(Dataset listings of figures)
>> begin

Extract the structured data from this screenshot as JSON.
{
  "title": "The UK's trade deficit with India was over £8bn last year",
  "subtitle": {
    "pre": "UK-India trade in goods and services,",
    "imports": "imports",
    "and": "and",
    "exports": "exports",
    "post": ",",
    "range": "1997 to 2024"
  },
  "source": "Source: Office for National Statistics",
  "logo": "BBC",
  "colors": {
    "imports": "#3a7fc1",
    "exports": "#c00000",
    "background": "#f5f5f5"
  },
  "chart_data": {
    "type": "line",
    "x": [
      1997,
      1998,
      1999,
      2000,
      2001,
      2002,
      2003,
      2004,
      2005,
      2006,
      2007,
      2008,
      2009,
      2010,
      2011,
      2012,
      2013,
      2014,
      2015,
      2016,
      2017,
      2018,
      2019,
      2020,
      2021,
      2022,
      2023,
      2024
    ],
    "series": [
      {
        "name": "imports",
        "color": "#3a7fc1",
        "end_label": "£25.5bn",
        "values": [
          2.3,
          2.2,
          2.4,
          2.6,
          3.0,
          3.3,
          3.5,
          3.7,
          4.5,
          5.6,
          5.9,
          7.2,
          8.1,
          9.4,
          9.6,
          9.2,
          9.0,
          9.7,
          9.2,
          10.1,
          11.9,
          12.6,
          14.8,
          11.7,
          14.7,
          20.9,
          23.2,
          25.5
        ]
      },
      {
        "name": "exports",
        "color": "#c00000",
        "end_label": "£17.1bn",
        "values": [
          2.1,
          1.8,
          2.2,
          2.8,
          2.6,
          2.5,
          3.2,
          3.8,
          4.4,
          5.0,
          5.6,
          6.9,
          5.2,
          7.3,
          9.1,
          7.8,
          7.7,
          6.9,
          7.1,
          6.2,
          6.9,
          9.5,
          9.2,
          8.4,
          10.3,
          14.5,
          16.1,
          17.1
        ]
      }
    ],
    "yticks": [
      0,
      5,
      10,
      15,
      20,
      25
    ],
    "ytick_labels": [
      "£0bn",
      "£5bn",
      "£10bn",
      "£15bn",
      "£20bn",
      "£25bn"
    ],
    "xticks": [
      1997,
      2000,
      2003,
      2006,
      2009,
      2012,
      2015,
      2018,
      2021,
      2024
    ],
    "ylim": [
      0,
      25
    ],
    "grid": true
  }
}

>> end

> To do:
Lines containing the word "exports" are to be tallied; report only the total.

> Written response:
3